SET PROBLEM
Retype each entry below exactly as it stands.

(Extracts from a graphics dataset)
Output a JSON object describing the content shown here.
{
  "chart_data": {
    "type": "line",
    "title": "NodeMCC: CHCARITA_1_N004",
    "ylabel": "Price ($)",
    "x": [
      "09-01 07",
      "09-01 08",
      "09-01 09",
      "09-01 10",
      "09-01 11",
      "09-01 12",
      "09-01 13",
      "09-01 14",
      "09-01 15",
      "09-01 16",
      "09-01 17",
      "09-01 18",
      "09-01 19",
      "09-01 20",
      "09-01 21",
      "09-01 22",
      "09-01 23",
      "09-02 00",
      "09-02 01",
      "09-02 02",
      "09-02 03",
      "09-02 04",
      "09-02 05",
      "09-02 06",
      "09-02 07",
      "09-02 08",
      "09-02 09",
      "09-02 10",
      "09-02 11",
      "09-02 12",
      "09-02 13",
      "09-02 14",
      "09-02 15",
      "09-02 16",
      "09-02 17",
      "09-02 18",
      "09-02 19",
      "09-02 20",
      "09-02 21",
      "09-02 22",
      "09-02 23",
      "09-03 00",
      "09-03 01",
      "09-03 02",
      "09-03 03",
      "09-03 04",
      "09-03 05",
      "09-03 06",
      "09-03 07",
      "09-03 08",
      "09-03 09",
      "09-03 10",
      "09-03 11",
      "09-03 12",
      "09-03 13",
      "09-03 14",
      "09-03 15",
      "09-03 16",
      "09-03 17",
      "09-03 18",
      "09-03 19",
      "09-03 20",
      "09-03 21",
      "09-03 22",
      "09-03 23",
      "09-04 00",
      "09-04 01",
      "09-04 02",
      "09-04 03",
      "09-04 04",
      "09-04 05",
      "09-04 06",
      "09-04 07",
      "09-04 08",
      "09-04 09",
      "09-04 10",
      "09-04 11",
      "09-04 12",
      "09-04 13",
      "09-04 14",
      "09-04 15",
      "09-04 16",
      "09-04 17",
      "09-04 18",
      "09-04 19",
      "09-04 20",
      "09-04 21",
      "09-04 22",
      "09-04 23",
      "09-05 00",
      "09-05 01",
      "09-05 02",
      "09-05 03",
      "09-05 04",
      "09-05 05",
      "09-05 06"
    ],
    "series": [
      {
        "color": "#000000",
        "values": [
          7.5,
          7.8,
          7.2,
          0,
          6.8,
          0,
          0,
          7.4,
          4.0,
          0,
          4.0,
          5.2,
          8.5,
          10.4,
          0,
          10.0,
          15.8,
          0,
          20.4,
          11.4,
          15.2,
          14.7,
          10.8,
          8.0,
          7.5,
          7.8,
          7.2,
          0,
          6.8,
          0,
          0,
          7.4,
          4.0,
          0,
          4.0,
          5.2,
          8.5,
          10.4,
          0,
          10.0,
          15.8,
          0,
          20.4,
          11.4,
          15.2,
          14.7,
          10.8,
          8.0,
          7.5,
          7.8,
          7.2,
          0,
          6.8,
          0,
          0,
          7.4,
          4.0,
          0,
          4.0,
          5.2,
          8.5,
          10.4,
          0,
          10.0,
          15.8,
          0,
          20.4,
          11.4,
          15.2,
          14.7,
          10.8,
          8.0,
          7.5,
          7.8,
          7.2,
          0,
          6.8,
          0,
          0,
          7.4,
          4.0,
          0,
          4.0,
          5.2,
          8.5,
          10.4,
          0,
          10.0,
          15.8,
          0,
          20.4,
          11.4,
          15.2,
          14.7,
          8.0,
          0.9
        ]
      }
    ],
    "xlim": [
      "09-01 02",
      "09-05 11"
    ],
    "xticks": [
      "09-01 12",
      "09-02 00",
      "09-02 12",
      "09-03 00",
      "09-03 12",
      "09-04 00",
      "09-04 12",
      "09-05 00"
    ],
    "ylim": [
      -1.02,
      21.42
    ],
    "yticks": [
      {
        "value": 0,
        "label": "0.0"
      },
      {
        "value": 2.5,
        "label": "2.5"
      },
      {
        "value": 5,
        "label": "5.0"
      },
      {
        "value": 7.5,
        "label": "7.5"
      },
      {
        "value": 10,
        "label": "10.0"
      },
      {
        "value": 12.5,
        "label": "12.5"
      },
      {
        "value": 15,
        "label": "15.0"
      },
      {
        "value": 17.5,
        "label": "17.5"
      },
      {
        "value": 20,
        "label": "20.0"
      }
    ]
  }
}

WORKED SOLUTION
Output a JSON object describing the content shown here.
{
  "chart_data": {
    "type": "line",
    "title": "NodeMCC: CHCARITA_1_N004",
    "ylabel": "Price ($)",
    "x": [
      "09-01 07",
      "09-01 08",
      "09-01 09",
      "09-01 10",
      "09-01 11",
      "09-01 12",
      "09-01 13",
      "09-01 14",
      "09-01 15",
      "09-01 16",
      "09-01 17",
      "09-01 18",
      "09-01 19",
      "09-01 20",
      "09-01 21",
      "09-01 22",
      "09-01 23",
      "09-02 00",
      "09-02 01",
      "09-02 02",
      "09-02 03",
      "09-02 04",
      "09-02 05",
      "09-02 06",
      "09-02 07",
      "09-02 08",
      "09-02 09",
      "09-02 10",
      "09-02 11",
      "09-02 12",
      "09-02 13",
      "09-02 14",
      "09-02 15",
      "09-02 16",
      "09-02 17",
      "09-02 18",
      "09-02 19",
      "09-02 20",
      "09-02 21",
      "09-02 22",
      "09-02 23",
      "09-03 00",
      "09-03 01",
      "09-03 02",
      "09-03 03",
      "09-03 04",
      "09-03 05",
      "09-03 06",
      "09-03 07",
      "09-03 08",
      "09-03 09",
      "09-03 10",
      "09-03 11",
      "09-03 12",
      "09-03 13",
      "09-03 14",
      "09-03 15",
      "09-03 16",
      "09-03 17",
      "09-03 18",
      "09-03 19",
      "09-03 20",
      "09-03 21",
      "09-03 22",
      "09-03 23",
      "09-04 00",
      "09-04 01",
      "09-04 02",
      "09-04 03",
      "09-04 04",
      "09-04 05",
      "09-04 06",
      "09-04 07",
      "09-04 08",
      "09-04 09",
      "09-04 10",
      "09-04 11",
      "09-04 12",
      "09-04 13",
      "09-04 14",
      "09-04 15",
      "09-04 16",
      "09-04 17",
      "09-04 18",
      "09-04 19",
      "09-04 20",
      "09-04 21",
      "09-04 22",
      "09-04 23",
      "09-05 00",
      "09-05 01",
      "09-05 02",
      "09-05 03",
      "09-05 04",
      "09-05 05",
      "09-05 06"
    ],
    "series": [
      {
        "color": "#000000",
        "values": [
          7.5,
          7.8,
          7.2,
          0,
          6.8,
          0,
          0,
          7.4,
          4.0,
          0,
          4.0,
          5.2,
          8.5,
          10.4,
          0,
          10.0,
          15.8,
          0,
          20.4,
          11.4,
          15.2,
          14.7,
          10.8,
          8.0,
          7.5,
          7.8,
          7.2,
          0,
          6.8,
          0,
          0,
          7.4,
          4.0,
          0,
          4.0,
          5.2,
          8.5,
          10.4,
          0,
          10.0,
          15.8,
          0,
          20.4,
          11.4,
          15.2,
          14.7,
          10.8,
          8.0,
          7.5,
          7.8,
          7.2,
          0,
          6.8,
          0,
          0,
          7.4,
          4.0,
          0,
          4.0,
          5.2,
          8.5,
          10.4,
          0,
          10.0,
          15.8,
          0,
          20.4,
          11.4,
          15.2,
          14.7,
          10.8,
          8.0,
          7.5,
          7.8,
          7.2,
          0,
          6.8,
          0,
          0,
          7.4,
          4.0,
          0,
          4.0,
          5.2,
          8.5,
          10.4,
          0,
          10.0,
          15.8,
          0,
          20.4,
          11.4,
          15.2,
          14.7,
          8.0,
          0.9
        ]
      }
    ],
    "xlim": [
      "09-01 02",
      "09-05 11"
    ],
    "xticks": [
      "09-01 12",
      "09-02 00",
      "09-02 12",
      "09-03 00",
      "09-03 12",
      "09-04 00",
      "09-04 12",
      "09-05 00"
    ],
    "ylim": [
      -1.02,
      21.42
    ],
    "yticks": [
      {
        "value": 0,
        "label": "0.0"
      },
      {
        "value": 2.5,
        "label": "2.5"
      },
      {
        "value": 5,
        "label": "5.0"
      },
      {
        "value": 7.5,
        "label": "7.5"
      },
      {
        "value": 10,
        "label": "10.0"
      },
      {
        "value": 12.5,
        "label": "12.5"
      },
      {
        "value": 15,
        "label": "15.0"
      },
      {
        "value": 17.5,
        "label": "17.5"
      },
      {
        "value": 20,
        "label": "20.0"
      }
    ]
  }
}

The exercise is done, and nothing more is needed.